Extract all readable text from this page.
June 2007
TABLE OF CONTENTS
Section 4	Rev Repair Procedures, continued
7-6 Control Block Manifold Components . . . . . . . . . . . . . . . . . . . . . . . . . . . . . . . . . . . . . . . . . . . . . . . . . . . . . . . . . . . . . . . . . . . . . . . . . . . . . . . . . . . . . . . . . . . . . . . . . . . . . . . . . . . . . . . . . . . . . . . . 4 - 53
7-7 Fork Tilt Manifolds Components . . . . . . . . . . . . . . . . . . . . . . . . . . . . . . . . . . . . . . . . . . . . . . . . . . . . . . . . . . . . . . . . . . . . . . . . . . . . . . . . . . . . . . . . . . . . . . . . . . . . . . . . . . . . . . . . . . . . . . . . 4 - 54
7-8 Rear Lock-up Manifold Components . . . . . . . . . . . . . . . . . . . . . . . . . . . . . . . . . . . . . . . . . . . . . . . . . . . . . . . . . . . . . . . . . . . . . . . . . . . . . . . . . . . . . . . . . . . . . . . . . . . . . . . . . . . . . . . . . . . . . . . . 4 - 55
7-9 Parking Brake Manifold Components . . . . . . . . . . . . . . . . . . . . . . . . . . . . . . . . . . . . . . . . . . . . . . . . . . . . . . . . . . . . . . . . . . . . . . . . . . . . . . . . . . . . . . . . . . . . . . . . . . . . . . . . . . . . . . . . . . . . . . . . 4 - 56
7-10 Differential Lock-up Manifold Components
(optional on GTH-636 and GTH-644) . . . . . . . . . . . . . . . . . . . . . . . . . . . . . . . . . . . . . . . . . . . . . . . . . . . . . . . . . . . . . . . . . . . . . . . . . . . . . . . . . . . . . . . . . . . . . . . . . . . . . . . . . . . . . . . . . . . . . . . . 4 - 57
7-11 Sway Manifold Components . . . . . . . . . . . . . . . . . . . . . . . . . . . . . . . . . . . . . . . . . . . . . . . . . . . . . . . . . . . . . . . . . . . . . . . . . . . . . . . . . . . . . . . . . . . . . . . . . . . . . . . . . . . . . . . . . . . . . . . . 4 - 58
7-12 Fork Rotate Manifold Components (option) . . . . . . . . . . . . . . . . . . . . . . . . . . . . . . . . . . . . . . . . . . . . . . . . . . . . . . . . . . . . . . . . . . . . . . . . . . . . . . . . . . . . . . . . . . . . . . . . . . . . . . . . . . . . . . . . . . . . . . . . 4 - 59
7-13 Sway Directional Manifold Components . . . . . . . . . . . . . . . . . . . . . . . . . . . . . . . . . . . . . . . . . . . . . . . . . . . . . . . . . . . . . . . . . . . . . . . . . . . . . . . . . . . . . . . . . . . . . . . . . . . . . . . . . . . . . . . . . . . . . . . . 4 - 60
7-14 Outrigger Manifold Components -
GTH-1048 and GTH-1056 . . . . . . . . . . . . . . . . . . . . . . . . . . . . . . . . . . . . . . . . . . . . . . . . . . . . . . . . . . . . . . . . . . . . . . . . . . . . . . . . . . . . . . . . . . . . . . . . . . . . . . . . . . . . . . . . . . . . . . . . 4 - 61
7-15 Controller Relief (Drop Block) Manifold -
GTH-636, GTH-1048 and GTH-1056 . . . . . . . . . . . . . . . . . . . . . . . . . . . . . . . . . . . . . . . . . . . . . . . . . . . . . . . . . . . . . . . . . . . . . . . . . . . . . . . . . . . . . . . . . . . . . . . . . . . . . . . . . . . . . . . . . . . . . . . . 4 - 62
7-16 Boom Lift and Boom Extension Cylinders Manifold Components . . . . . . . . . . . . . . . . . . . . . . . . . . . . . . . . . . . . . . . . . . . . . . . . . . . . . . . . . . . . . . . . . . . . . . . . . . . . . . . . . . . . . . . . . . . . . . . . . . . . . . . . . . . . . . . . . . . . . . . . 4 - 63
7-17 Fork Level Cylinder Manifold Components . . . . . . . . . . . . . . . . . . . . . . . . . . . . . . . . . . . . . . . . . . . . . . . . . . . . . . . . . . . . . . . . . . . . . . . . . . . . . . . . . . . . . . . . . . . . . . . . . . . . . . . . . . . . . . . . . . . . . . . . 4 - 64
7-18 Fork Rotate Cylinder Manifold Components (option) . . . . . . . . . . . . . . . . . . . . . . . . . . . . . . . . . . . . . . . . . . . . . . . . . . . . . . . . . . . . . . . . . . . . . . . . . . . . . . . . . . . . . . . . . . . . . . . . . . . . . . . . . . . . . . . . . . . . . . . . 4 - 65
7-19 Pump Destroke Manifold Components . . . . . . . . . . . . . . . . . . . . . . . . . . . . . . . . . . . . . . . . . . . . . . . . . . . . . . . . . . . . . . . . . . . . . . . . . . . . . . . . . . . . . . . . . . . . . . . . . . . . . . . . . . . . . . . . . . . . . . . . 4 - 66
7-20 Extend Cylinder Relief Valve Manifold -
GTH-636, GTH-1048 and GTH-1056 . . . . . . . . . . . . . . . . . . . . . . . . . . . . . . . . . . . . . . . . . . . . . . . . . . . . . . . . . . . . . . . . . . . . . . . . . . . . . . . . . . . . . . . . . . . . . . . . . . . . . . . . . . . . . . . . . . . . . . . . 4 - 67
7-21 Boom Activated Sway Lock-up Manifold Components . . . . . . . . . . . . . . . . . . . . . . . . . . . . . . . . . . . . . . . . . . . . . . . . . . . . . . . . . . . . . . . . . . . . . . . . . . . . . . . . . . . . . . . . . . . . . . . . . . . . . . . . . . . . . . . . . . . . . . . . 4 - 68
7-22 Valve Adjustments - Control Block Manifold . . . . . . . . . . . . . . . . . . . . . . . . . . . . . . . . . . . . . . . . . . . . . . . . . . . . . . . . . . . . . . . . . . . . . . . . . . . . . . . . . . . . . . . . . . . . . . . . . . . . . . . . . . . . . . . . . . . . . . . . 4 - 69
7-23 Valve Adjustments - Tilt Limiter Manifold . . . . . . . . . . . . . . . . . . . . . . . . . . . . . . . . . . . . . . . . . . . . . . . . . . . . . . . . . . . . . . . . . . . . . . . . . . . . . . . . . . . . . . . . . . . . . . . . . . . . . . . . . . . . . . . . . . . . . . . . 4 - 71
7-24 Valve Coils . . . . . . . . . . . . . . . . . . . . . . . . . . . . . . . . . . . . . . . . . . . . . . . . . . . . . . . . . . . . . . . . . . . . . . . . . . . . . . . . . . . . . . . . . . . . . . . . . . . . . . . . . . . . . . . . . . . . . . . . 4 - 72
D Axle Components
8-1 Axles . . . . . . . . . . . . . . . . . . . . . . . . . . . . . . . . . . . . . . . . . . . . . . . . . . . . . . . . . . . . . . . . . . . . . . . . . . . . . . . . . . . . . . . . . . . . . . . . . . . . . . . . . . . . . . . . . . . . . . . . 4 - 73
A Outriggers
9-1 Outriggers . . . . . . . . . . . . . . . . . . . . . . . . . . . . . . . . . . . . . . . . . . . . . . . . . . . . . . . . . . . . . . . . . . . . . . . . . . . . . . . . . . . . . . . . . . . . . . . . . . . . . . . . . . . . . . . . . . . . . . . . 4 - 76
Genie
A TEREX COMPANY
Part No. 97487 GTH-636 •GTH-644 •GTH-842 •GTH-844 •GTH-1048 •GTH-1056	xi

——

Work to do:
From the records above, extract every line exactly as it stands.

Exercise solution:
Extract all readable text from this page.
June 2007
TABLE OF CONTENTS
Section 4	Rev Repair Procedures, continued
7-6 Control Block Manifold Components . . . . . . . . . . . . . . . . . . . . . . . . . . . . . . . . . . . . . . . . . . . . . . . . . . . . . . . . . . . . . . . . . . . . . . . . . . . . . . . . . . . . . . . . . . . . . . . . . . . . . . . . . . . . . . . . . . . . . . . . 4 - 53
7-7 Fork Tilt Manifolds Components . . . . . . . . . . . . . . . . . . . . . . . . . . . . . . . . . . . . . . . . . . . . . . . . . . . . . . . . . . . . . . . . . . . . . . . . . . . . . . . . . . . . . . . . . . . . . . . . . . . . . . . . . . . . . . . . . . . . . . . . 4 - 54
7-8 Rear Lock-up Manifold Components . . . . . . . . . . . . . . . . . . . . . . . . . . . . . . . . . . . . . . . . . . . . . . . . . . . . . . . . . . . . . . . . . . . . . . . . . . . . . . . . . . . . . . . . . . . . . . . . . . . . . . . . . . . . . . . . . . . . . . . . 4 - 55
7-9 Parking Brake Manifold Components . . . . . . . . . . . . . . . . . . . . . . . . . . . . . . . . . . . . . . . . . . . . . . . . . . . . . . . . . . . . . . . . . . . . . . . . . . . . . . . . . . . . . . . . . . . . . . . . . . . . . . . . . . . . . . . . . . . . . . . . 4 - 56
7-10 Differential Lock-up Manifold Components
(optional on GTH-636 and GTH-644) . . . . . . . . . . . . . . . . . . . . . . . . . . . . . . . . . . . . . . . . . . . . . . . . . . . . . . . . . . . . . . . . . . . . . . . . . . . . . . . . . . . . . . . . . . . . . . . . . . . . . . . . . . . . . . . . . . . . . . . . 4 - 57
7-11 Sway Manifold Components . . . . . . . . . . . . . . . . . . . . . . . . . . . . . . . . . . . . . . . . . . . . . . . . . . . . . . . . . . . . . . . . . . . . . . . . . . . . . . . . . . . . . . . . . . . . . . . . . . . . . . . . . . . . . . . . . . . . . . . . 4 - 58
7-12 Fork Rotate Manifold Components (option) . . . . . . . . . . . . . . . . . . . . . . . . . . . . . . . . . . . . . . . . . . . . . . . . . . . . . . . . . . . . . . . . . . . . . . . . . . . . . . . . . . . . . . . . . . . . . . . . . . . . . . . . . . . . . . . . . . . . . . . . 4 - 59
7-13 Sway Directional Manifold Components . . . . . . . . . . . . . . . . . . . . . . . . . . . . . . . . . . . . . . . . . . . . . . . . . . . . . . . . . . . . . . . . . . . . . . . . . . . . . . . . . . . . . . . . . . . . . . . . . . . . . . . . . . . . . . . . . . . . . . . . 4 - 60
7-14 Outrigger Manifold Components -
GTH-1048 and GTH-1056 . . . . . . . . . . . . . . . . . . . . . . . . . . . . . . . . . . . . . . . . . . . . . . . . . . . . . . . . . . . . . . . . . . . . . . . . . . . . . . . . . . . . . . . . . . . . . . . . . . . . . . . . . . . . . . . . . . . . . . . . 4 - 61
7-15 Controller Relief (Drop Block) Manifold -
GTH-636, GTH-1048 and GTH-1056 . . . . . . . . . . . . . . . . . . . . . . . . . . . . . . . . . . . . . . . . . . . . . . . . . . . . . . . . . . . . . . . . . . . . . . . . . . . . . . . . . . . . . . . . . . . . . . . . . . . . . . . . . . . . . . . . . . . . . . . . 4 - 62
7-16 Boom Lift and Boom Extension Cylinders Manifold Components . . . . . . . . . . . . . . . . . . . . . . . . . . . . . . . . . . . . . . . . . . . . . . . . . . . . . . . . . . . . . . . . . . . . . . . . . . . . . . . . . . . . . . . . . . . . . . . . . . . . . . . . . . . . . . . . . . . . . . . . 4 - 63
7-17 Fork Level Cylinder Manifold Components . . . . . . . . . . . . . . . . . . . . . . . . . . . . . . . . . . . . . . . . . . . . . . . . . . . . . . . . . . . . . . . . . . . . . . . . . . . . . . . . . . . . . . . . . . . . . . . . . . . . . . . . . . . . . . . . . . . . . . . . 4 - 64
7-18 Fork Rotate Cylinder Manifold Components (option) . . . . . . . . . . . . . . . . . . . . . . . . . . . . . . . . . . . . . . . . . . . . . . . . . . . . . . . . . . . . . . . . . . . . . . . . . . . . . . . . . . . . . . . . . . . . . . . . . . . . . . . . . . . . . . . . . . . . . . . . 4 - 65
7-19 Pump Destroke Manifold Components . . . . . . . . . . . . . . . . . . . . . . . . . . . . . . . . . . . . . . . . . . . . . . . . . . . . . . . . . . . . . . . . . . . . . . . . . . . . . . . . . . . . . . . . . . . . . . . . . . . . . . . . . . . . . . . . . . . . . . . . 4 - 66
7-20 Extend Cylinder Relief Valve Manifold -
GTH-636, GTH-1048 and GTH-1056 . . . . . . . . . . . . . . . . . . . . . . . . . . . . . . . . . . . . . . . . . . . . . . . . . . . . . . . . . . . . . . . . . . . . . . . . . . . . . . . . . . . . . . . . . . . . . . . . . . . . . . . . . . . . . . . . . . . . . . . . 4 - 67
7-21 Boom Activated Sway Lock-up Manifold Components . . . . . . . . . . . . . . . . . . . . . . . . . . . . . . . . . . . . . . . . . . . . . . . . . . . . . . . . . . . . . . . . . . . . . . . . . . . . . . . . . . . . . . . . . . . . . . . . . . . . . . . . . . . . . . . . . . . . . . . . 4 - 68
7-22 Valve Adjustments - Control Block Manifold . . . . . . . . . . . . . . . . . . . . . . . . . . . . . . . . . . . . . . . . . . . . . . . . . . . . . . . . . . . . . . . . . . . . . . . . . . . . . . . . . . . . . . . . . . . . . . . . . . . . . . . . . . . . . . . . . . . . . . . . 4 - 69
7-23 Valve Adjustments - Tilt Limiter Manifold . . . . . . . . . . . . . . . . . . . . . . . . . . . . . . . . . . . . . . . . . . . . . . . . . . . . . . . . . . . . . . . . . . . . . . . . . . . . . . . . . . . . . . . . . . . . . . . . . . . . . . . . . . . . . . . . . . . . . . . . 4 - 71
7-24 Valve Coils . . . . . . . . . . . . . . . . . . . . . . . . . . . . . . . . . . . . . . . . . . . . . . . . . . . . . . . . . . . . . . . . . . . . . . . . . . . . . . . . . . . . . . . . . . . . . . . . . . . . . . . . . . . . . . . . . . . . . . . . 4 - 72
D Axle Components
8-1 Axles . . . . . . . . . . . . . . . . . . . . . . . . . . . . . . . . . . . . . . . . . . . . . . . . . . . . . . . . . . . . . . . . . . . . . . . . . . . . . . . . . . . . . . . . . . . . . . . . . . . . . . . . . . . . . . . . . . . . . . . . 4 - 73
A Outriggers
9-1 Outriggers . . . . . . . . . . . . . . . . . . . . . . . . . . . . . . . . . . . . . . . . . . . . . . . . . . . . . . . . . . . . . . . . . . . . . . . . . . . . . . . . . . . . . . . . . . . . . . . . . . . . . . . . . . . . . . . . . . . . . . . . 4 - 76
Genie
A TEREX COMPANY
Part No. 97487 GTH-636 •GTH-644 •GTH-842 •GTH-844 •GTH-1048 •GTH-1056	xi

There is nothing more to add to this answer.